## WORK TO DO
The listing below must be repeated word for word, with its images excluded.

## DATA TO USE
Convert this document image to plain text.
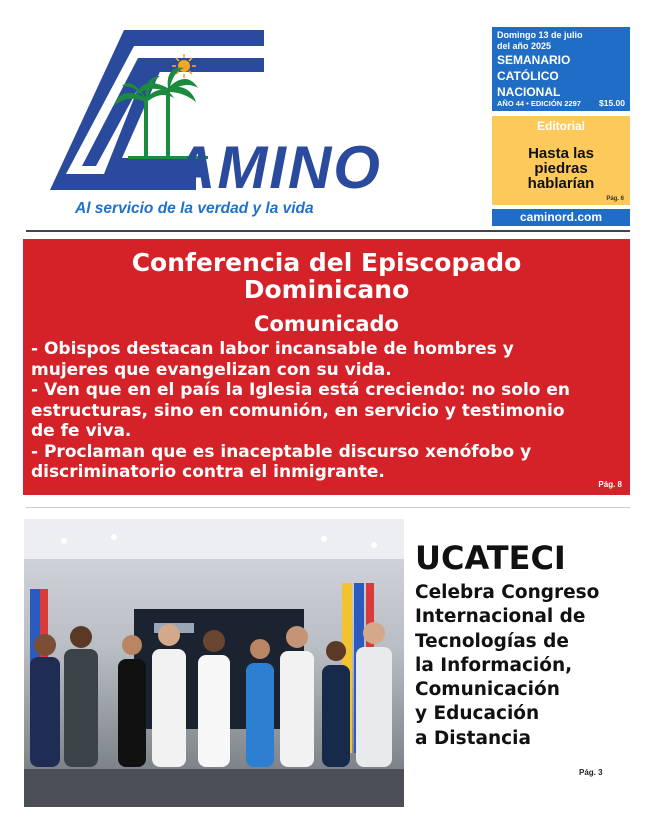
AMINO
Al servicio de la verdad y la vida
Domingo 13 de julio
del año 2025
SEMANARIO
CATÓLICO
NACIONAL
AÑO 44 • EDICIÓN 2297 $15.00
Editorial
Hasta las
piedras
hablarían
Pág. 6
caminord.com
Conferencia del Episcopado
Dominicano
Comunicado
- Obispos destacan labor incansable de hombres y
mujeres que evangelizan con su vida.
- Ven que en el país la Iglesia está creciendo: no solo en
estructuras, sino en comunión, en servicio y testimonio
de fe viva.
- Proclaman que es inaceptable discurso xenófobo y
discriminatorio contra el inmigrante.
Pág. 8
UCATECI
Celebra Congreso
Internacional de
Tecnologías de
la Información,
Comunicación
y Educación
a Distancia
Pág. 3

## WRITTEN ANSWER
Convert this document image to plain text.
AMINO
Al servicio de la verdad y la vida
Domingo 13 de julio
del año 2025
SEMANARIO
CATÓLICO
NACIONAL
AÑO 44 • EDICIÓN 2297 $15.00
Editorial
Hasta las
piedras
hablarían
Pág. 6
caminord.com
Conferencia del Episcopado
Dominicano
Comunicado
- Obispos destacan labor incansable de hombres y
mujeres que evangelizan con su vida.
- Ven que en el país la Iglesia está creciendo: no solo en
estructuras, sino en comunión, en servicio y testimonio
de fe viva.
- Proclaman que es inaceptable discurso xenófobo y
discriminatorio contra el inmigrante.
Pág. 8
UCATECI
Celebra Congreso
Internacional de
Tecnologías de
la Información,
Comunicación
y Educación
a Distancia
Pág. 3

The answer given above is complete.